-- PROBLEM --
Read the records below and copy each line that contains "pContext".

-- DATASET RECORDS --
=======

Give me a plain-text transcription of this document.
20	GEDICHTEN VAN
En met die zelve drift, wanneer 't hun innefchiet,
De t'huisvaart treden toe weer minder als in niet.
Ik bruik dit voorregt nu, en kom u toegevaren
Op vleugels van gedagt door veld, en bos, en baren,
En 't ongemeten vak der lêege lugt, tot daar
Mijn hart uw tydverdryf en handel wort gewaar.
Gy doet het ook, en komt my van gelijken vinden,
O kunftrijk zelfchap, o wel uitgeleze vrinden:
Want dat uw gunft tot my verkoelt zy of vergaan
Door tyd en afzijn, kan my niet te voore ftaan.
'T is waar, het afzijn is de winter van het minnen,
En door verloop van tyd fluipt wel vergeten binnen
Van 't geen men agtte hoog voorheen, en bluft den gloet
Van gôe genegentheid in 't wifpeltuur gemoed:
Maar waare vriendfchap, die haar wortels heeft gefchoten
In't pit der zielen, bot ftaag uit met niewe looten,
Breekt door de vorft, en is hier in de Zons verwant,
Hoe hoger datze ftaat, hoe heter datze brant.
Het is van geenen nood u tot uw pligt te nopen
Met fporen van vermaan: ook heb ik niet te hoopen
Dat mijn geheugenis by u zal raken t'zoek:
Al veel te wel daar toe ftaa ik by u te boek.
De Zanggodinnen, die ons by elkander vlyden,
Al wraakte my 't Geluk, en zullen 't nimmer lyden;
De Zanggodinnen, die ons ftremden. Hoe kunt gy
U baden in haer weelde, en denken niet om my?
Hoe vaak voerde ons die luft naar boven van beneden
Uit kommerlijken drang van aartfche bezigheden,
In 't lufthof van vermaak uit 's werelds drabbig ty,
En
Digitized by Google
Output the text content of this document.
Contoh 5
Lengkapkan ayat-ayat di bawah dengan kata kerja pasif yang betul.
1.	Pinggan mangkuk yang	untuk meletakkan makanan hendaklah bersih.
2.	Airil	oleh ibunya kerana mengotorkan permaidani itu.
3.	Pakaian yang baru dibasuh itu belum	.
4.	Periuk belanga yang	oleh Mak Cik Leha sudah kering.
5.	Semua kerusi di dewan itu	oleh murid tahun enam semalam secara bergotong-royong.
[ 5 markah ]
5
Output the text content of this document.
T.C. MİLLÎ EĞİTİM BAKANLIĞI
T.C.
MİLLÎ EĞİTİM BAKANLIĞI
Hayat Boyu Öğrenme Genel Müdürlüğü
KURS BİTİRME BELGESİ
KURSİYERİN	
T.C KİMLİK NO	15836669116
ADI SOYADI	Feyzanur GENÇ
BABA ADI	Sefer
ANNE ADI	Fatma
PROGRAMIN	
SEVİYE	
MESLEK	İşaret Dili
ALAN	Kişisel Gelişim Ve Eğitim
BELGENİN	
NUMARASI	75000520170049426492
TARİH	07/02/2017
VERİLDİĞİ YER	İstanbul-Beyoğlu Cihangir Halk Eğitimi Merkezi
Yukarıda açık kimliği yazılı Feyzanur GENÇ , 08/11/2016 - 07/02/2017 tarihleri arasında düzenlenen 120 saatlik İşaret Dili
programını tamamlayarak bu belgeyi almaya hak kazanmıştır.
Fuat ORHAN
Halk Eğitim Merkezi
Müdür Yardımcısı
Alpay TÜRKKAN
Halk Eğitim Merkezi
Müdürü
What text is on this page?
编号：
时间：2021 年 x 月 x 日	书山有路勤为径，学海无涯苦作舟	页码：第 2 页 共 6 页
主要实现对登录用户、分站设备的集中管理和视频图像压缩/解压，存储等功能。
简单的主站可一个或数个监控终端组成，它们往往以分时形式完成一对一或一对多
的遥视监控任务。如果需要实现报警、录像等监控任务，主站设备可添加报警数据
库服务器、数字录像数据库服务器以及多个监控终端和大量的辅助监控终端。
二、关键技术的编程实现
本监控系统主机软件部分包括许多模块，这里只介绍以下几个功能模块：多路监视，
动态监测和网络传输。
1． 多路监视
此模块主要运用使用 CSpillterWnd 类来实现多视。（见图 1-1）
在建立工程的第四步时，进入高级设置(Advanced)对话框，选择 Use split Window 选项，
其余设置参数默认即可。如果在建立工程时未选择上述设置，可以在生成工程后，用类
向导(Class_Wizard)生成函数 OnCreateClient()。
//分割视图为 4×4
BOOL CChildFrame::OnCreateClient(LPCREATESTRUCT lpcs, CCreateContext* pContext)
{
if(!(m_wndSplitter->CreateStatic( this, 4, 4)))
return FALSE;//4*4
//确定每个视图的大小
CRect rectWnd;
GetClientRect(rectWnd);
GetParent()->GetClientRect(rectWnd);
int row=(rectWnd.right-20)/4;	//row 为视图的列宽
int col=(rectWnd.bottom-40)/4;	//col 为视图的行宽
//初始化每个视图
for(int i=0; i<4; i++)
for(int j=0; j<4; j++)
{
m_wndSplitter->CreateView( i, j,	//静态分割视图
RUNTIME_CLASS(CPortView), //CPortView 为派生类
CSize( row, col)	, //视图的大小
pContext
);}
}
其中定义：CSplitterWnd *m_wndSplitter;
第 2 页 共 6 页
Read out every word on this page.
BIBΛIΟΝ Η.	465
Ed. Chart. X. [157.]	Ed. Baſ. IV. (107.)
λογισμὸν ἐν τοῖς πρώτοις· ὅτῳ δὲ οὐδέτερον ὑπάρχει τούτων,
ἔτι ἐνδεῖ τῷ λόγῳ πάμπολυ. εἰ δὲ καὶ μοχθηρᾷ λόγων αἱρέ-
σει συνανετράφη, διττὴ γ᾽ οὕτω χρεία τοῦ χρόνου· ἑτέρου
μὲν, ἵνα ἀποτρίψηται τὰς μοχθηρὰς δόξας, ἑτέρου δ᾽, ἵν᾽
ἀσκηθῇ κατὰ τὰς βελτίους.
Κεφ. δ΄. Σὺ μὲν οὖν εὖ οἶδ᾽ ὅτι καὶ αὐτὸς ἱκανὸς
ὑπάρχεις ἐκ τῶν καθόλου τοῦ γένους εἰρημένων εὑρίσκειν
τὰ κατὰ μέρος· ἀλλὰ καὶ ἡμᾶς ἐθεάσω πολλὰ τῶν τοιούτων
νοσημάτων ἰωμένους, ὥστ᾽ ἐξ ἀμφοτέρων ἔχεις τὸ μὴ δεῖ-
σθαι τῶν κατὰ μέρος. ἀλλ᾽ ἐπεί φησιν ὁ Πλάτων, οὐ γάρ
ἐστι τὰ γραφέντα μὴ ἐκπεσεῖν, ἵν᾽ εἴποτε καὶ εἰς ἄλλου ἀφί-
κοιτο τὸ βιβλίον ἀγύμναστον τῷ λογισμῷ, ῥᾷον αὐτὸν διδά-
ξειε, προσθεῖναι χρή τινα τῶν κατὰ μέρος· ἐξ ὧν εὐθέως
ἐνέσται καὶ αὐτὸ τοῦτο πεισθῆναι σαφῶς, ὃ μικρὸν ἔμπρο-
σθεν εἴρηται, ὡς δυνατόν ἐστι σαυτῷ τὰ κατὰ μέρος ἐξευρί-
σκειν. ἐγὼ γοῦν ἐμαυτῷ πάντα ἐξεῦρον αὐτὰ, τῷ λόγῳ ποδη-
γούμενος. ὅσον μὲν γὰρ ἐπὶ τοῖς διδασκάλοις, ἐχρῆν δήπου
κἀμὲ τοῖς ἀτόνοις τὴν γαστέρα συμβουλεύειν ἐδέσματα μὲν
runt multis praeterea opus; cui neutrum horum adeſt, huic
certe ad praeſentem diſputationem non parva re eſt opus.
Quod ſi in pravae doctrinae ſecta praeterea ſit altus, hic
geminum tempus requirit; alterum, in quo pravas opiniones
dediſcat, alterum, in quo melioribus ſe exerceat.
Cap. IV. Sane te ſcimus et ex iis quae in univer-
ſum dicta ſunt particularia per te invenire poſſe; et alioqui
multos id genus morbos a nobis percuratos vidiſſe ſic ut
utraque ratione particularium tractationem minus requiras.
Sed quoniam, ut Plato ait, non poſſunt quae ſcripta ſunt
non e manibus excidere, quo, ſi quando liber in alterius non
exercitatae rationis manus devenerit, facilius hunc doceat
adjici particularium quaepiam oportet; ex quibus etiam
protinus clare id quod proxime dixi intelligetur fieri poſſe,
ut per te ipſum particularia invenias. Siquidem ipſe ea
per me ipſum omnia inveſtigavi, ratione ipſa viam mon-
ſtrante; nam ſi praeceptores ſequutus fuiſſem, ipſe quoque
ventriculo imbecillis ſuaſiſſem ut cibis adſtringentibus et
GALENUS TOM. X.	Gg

=======

-- ANSWER TO THE PROBLEM --
BOOL CChildFrame::OnCreateClient(LPCREATESTRUCT lpcs, CCreateContext* pContext)
pContext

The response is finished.